§ EXERCISE DETAILS
Send back the entries below exactly as they appear.

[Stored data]
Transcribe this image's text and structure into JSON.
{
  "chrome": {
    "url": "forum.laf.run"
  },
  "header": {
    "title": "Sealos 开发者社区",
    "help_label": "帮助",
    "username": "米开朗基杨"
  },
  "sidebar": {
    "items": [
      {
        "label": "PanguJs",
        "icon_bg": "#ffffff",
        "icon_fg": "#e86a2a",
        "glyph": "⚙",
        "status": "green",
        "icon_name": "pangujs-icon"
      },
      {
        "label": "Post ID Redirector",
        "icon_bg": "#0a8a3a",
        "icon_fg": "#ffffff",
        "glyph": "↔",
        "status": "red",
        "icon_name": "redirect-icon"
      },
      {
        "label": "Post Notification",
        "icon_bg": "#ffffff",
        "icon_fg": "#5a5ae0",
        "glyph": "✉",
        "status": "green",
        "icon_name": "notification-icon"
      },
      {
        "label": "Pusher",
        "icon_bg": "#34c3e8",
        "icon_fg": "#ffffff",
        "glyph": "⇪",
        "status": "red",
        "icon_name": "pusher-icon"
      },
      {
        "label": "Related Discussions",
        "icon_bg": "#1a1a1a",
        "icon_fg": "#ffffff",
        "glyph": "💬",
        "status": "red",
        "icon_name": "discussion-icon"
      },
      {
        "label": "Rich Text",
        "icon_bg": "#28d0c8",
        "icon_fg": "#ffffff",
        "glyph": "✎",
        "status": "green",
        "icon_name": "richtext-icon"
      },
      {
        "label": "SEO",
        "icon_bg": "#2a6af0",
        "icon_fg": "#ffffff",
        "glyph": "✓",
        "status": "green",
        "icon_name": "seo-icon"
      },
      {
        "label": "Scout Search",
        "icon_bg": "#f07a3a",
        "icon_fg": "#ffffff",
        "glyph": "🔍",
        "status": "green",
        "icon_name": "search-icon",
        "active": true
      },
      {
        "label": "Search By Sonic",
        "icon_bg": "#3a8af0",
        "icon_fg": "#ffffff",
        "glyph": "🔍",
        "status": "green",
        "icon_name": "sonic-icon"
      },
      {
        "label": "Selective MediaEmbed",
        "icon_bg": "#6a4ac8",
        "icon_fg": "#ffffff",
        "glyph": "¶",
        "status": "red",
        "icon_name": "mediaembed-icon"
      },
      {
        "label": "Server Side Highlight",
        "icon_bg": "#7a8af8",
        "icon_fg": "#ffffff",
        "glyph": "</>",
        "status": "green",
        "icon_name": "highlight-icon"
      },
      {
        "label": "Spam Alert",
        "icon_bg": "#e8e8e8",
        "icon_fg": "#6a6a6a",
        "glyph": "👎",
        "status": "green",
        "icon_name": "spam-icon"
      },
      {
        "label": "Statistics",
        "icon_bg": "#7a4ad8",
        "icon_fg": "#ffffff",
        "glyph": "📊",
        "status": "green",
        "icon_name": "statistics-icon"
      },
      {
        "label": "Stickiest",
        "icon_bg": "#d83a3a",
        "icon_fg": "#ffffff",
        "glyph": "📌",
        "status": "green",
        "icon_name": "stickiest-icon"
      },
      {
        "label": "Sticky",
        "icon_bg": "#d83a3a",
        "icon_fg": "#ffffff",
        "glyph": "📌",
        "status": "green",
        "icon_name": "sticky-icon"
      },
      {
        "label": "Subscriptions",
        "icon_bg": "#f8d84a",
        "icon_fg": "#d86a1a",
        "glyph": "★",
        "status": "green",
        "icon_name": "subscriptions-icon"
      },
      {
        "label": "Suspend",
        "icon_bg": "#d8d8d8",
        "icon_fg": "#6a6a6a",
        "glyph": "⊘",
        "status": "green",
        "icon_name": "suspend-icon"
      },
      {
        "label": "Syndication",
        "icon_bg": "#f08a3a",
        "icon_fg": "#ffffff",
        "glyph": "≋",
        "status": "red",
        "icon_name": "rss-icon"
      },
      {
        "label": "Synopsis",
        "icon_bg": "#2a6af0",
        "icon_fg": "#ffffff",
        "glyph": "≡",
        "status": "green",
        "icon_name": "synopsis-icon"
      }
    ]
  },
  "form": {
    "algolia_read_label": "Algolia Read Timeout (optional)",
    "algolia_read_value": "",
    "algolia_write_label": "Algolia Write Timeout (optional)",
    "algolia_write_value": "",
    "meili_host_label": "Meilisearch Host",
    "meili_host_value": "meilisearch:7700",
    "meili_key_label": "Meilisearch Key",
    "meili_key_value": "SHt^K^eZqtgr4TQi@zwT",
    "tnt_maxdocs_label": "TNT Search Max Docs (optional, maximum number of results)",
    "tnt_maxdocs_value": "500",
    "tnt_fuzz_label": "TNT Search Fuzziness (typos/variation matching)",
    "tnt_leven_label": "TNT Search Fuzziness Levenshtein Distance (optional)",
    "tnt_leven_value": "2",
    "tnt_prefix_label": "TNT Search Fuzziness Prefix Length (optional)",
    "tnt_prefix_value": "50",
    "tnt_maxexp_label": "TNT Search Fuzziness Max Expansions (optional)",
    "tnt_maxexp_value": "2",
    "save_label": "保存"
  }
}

§ ANSWER TO THE PROBLEM
Transcribe this image's text and structure into JSON.
{
  "chrome": {
    "url": "forum.laf.run"
  },
  "header": {
    "title": "Sealos 开发者社区",
    "help_label": "帮助",
    "username": "米开朗基杨"
  },
  "sidebar": {
    "items": [
      {
        "label": "PanguJs",
        "icon_bg": "#ffffff",
        "icon_fg": "#e86a2a",
        "glyph": "⚙",
        "status": "green",
        "icon_name": "pangujs-icon"
      },
      {
        "label": "Post ID Redirector",
        "icon_bg": "#0a8a3a",
        "icon_fg": "#ffffff",
        "glyph": "↔",
        "status": "red",
        "icon_name": "redirect-icon"
      },
      {
        "label": "Post Notification",
        "icon_bg": "#ffffff",
        "icon_fg": "#5a5ae0",
        "glyph": "✉",
        "status": "green",
        "icon_name": "notification-icon"
      },
      {
        "label": "Pusher",
        "icon_bg": "#34c3e8",
        "icon_fg": "#ffffff",
        "glyph": "⇪",
        "status": "red",
        "icon_name": "pusher-icon"
      },
      {
        "label": "Related Discussions",
        "icon_bg": "#1a1a1a",
        "icon_fg": "#ffffff",
        "glyph": "💬",
        "status": "red",
        "icon_name": "discussion-icon"
      },
      {
        "label": "Rich Text",
        "icon_bg": "#28d0c8",
        "icon_fg": "#ffffff",
        "glyph": "✎",
        "status": "green",
        "icon_name": "richtext-icon"
      },
      {
        "label": "SEO",
        "icon_bg": "#2a6af0",
        "icon_fg": "#ffffff",
        "glyph": "✓",
        "status": "green",
        "icon_name": "seo-icon"
      },
      {
        "label": "Scout Search",
        "icon_bg": "#f07a3a",
        "icon_fg": "#ffffff",
        "glyph": "🔍",
        "status": "green",
        "icon_name": "search-icon",
        "active": true
      },
      {
        "label": "Search By Sonic",
        "icon_bg": "#3a8af0",
        "icon_fg": "#ffffff",
        "glyph": "🔍",
        "status": "green",
        "icon_name": "sonic-icon"
      },
      {
        "label": "Selective MediaEmbed",
        "icon_bg": "#6a4ac8",
        "icon_fg": "#ffffff",
        "glyph": "¶",
        "status": "red",
        "icon_name": "mediaembed-icon"
      },
      {
        "label": "Server Side Highlight",
        "icon_bg": "#7a8af8",
        "icon_fg": "#ffffff",
        "glyph": "</>",
        "status": "green",
        "icon_name": "highlight-icon"
      },
      {
        "label": "Spam Alert",
        "icon_bg": "#e8e8e8",
        "icon_fg": "#6a6a6a",
        "glyph": "👎",
        "status": "green",
        "icon_name": "spam-icon"
      },
      {
        "label": "Statistics",
        "icon_bg": "#7a4ad8",
        "icon_fg": "#ffffff",
        "glyph": "📊",
        "status": "green",
        "icon_name": "statistics-icon"
      },
      {
        "label": "Stickiest",
        "icon_bg": "#d83a3a",
        "icon_fg": "#ffffff",
        "glyph": "📌",
        "status": "green",
        "icon_name": "stickiest-icon"
      },
      {
        "label": "Sticky",
        "icon_bg": "#d83a3a",
        "icon_fg": "#ffffff",
        "glyph": "📌",
        "status": "green",
        "icon_name": "sticky-icon"
      },
      {
        "label": "Subscriptions",
        "icon_bg": "#f8d84a",
        "icon_fg": "#d86a1a",
        "glyph": "★",
        "status": "green",
        "icon_name": "subscriptions-icon"
      },
      {
        "label": "Suspend",
        "icon_bg": "#d8d8d8",
        "icon_fg": "#6a6a6a",
        "glyph": "⊘",
        "status": "green",
        "icon_name": "suspend-icon"
      },
      {
        "label": "Syndication",
        "icon_bg": "#f08a3a",
        "icon_fg": "#ffffff",
        "glyph": "≋",
        "status": "red",
        "icon_name": "rss-icon"
      },
      {
        "label": "Synopsis",
        "icon_bg": "#2a6af0",
        "icon_fg": "#ffffff",
        "glyph": "≡",
        "status": "green",
        "icon_name": "synopsis-icon"
      }
    ]
  },
  "form": {
    "algolia_read_label": "Algolia Read Timeout (optional)",
    "algolia_read_value": "",
    "algolia_write_label": "Algolia Write Timeout (optional)",
    "algolia_write_value": "",
    "meili_host_label": "Meilisearch Host",
    "meili_host_value": "meilisearch:7700",
    "meili_key_label": "Meilisearch Key",
    "meili_key_value": "SHt^K^eZqtgr4TQi@zwT",
    "tnt_maxdocs_label": "TNT Search Max Docs (optional, maximum number of results)",
    "tnt_maxdocs_value": "500",
    "tnt_fuzz_label": "TNT Search Fuzziness (typos/variation matching)",
    "tnt_leven_label": "TNT Search Fuzziness Levenshtein Distance (optional)",
    "tnt_leven_value": "2",
    "tnt_prefix_label": "TNT Search Fuzziness Prefix Length (optional)",
    "tnt_prefix_value": "50",
    "tnt_maxexp_label": "TNT Search Fuzziness Max Expansions (optional)",
    "tnt_maxexp_value": "2",
    "save_label": "保存"
  }
}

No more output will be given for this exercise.